── Input records

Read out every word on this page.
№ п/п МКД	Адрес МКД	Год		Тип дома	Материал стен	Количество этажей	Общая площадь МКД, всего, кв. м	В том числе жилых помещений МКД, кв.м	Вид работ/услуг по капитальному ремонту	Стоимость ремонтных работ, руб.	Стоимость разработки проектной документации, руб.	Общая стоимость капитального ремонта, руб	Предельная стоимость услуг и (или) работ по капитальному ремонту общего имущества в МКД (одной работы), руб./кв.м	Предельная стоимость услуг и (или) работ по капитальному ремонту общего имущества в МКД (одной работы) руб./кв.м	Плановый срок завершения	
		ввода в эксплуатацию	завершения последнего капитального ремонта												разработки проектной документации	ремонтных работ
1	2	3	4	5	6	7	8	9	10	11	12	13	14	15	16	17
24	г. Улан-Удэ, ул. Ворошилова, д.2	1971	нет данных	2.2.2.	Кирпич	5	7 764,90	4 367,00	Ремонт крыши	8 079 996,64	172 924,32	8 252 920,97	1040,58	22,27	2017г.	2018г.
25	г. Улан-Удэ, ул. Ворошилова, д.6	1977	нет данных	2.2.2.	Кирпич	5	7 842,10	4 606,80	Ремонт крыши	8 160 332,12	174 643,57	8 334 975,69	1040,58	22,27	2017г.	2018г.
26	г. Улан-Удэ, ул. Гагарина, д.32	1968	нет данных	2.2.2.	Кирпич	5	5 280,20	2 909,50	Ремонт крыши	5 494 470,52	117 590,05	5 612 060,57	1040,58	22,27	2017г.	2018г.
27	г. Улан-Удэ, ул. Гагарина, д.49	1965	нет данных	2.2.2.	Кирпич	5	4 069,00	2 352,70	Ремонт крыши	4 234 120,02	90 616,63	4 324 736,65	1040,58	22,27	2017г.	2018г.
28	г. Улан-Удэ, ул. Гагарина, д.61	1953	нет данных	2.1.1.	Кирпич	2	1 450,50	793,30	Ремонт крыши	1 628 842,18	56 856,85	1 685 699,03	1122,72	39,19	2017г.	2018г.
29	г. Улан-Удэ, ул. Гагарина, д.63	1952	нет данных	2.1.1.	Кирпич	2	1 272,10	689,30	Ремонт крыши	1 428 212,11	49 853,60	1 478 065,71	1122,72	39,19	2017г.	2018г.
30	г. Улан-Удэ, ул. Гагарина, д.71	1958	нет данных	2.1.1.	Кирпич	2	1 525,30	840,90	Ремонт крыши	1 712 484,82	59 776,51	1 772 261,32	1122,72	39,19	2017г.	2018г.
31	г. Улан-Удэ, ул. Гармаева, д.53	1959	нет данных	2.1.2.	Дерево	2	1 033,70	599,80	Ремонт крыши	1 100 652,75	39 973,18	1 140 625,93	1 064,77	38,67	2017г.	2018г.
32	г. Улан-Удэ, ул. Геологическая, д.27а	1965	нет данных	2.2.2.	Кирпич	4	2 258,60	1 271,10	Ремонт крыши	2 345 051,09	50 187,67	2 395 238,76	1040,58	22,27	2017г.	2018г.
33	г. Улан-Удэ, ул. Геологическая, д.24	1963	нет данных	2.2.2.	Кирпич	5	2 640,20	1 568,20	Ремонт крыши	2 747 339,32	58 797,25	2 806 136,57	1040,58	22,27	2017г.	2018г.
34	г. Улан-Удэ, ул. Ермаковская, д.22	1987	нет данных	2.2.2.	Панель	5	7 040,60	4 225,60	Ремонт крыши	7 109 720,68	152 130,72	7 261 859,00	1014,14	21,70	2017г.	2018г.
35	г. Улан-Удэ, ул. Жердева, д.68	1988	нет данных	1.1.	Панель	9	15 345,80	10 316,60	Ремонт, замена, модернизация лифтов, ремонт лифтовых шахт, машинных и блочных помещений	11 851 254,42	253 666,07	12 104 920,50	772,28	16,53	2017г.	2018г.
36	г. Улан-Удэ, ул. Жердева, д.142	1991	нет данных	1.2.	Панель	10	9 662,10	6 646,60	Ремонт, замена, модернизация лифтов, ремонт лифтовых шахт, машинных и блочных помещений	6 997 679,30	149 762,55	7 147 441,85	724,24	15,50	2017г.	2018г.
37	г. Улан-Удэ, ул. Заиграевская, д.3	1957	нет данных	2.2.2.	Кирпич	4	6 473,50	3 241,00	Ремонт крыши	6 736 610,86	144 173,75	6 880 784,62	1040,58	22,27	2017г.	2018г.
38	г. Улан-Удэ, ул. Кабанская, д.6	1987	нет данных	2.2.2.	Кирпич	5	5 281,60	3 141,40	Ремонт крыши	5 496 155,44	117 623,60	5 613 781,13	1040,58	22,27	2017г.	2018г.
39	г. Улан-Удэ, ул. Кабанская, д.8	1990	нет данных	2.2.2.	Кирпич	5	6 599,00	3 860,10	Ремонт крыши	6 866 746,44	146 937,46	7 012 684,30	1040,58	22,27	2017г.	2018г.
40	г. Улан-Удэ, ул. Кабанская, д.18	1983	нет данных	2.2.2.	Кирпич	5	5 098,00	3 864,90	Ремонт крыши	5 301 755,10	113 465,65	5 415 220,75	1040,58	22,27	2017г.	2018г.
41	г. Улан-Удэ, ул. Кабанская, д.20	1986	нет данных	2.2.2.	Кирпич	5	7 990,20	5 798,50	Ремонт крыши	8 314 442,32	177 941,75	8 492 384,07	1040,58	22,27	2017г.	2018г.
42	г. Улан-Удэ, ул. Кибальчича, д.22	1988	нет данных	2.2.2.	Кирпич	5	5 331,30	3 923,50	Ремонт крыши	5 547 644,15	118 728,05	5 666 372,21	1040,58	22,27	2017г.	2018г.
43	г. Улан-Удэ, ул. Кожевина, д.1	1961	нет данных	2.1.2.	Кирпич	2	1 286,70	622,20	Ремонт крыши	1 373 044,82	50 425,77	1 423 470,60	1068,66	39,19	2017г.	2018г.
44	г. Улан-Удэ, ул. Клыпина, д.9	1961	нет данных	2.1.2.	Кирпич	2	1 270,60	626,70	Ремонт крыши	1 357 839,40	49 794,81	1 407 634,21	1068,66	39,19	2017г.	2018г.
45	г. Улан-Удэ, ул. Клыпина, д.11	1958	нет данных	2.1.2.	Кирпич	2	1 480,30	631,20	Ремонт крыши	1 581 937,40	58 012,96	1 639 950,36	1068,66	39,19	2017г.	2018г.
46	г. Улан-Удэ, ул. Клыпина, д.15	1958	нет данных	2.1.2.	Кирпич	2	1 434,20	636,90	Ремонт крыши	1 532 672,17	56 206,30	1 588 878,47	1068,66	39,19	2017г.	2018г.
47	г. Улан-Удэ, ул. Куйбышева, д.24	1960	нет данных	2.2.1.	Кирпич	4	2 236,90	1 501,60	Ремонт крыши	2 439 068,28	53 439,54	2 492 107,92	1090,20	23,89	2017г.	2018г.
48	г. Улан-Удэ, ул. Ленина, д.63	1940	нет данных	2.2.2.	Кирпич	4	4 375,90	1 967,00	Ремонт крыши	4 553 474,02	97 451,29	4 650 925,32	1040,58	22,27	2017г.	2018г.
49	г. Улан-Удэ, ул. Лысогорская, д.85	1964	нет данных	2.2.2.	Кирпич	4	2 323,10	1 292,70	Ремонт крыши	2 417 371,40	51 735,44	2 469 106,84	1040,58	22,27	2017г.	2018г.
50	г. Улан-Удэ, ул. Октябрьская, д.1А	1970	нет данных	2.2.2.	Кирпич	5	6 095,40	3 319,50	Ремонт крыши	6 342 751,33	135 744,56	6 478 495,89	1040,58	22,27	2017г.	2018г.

────
── Input records

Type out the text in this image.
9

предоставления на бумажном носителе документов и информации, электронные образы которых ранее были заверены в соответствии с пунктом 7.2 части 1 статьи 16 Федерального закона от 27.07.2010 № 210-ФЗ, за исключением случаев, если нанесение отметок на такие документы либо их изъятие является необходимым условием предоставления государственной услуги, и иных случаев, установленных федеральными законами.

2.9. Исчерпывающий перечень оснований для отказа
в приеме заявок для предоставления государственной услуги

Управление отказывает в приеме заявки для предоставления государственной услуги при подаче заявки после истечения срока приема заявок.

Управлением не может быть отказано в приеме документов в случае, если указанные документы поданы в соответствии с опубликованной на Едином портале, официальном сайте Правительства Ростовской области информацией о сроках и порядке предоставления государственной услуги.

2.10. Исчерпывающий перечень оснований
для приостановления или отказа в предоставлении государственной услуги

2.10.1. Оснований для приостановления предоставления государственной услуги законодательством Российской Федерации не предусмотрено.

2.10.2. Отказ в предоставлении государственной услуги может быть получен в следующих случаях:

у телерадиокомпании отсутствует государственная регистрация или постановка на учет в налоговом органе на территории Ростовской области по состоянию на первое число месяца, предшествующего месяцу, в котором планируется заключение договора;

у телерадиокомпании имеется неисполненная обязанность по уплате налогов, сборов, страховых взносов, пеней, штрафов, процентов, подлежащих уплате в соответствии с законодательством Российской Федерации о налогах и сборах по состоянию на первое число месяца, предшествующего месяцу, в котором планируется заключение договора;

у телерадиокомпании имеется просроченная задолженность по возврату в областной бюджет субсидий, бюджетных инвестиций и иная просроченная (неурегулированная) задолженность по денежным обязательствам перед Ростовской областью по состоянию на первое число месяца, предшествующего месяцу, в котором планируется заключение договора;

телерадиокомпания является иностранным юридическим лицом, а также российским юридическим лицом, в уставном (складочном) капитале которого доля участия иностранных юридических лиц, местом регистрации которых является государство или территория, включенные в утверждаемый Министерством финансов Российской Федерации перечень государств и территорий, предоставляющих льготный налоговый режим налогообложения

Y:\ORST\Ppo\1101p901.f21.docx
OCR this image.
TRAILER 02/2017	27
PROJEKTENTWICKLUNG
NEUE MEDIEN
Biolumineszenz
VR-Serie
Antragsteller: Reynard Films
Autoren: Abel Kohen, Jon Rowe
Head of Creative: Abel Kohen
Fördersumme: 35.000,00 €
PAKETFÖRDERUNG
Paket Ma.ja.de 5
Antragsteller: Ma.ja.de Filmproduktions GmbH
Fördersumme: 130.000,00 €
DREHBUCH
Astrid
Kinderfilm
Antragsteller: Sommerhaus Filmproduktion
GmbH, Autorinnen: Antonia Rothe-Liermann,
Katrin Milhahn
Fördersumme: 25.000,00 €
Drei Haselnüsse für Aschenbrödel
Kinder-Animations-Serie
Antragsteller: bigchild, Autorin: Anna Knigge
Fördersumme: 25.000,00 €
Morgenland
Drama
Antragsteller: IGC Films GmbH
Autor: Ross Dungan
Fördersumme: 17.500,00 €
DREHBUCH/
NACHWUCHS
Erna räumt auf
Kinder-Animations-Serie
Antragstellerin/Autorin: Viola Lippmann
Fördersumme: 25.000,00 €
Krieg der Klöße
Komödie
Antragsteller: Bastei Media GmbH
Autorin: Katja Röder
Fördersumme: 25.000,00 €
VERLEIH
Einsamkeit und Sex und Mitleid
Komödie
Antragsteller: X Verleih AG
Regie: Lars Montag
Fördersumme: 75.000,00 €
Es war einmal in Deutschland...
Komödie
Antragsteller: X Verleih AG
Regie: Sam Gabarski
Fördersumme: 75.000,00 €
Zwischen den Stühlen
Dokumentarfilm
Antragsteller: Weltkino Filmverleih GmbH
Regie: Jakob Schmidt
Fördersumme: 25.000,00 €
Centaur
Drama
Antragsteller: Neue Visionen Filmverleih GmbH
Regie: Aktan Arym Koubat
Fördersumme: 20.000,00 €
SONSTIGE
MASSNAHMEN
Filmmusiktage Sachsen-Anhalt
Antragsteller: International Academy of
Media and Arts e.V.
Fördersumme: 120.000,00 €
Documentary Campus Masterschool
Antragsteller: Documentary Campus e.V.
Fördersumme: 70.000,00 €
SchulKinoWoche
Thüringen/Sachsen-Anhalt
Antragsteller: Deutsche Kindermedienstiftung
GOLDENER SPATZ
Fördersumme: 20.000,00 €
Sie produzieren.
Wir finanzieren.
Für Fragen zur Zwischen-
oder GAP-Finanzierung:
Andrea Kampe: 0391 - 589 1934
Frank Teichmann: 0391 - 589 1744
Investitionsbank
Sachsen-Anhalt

────

Problem to work on ▸
Identify all lines where the word "заявок" shows up. Copy them.

Output for this exercise ▸
в приеме заявок для предоставления государственной услуги
Управление отказывает в приеме заявки для предоставления государственной услуги при подаче заявки после истечения срока приема заявок.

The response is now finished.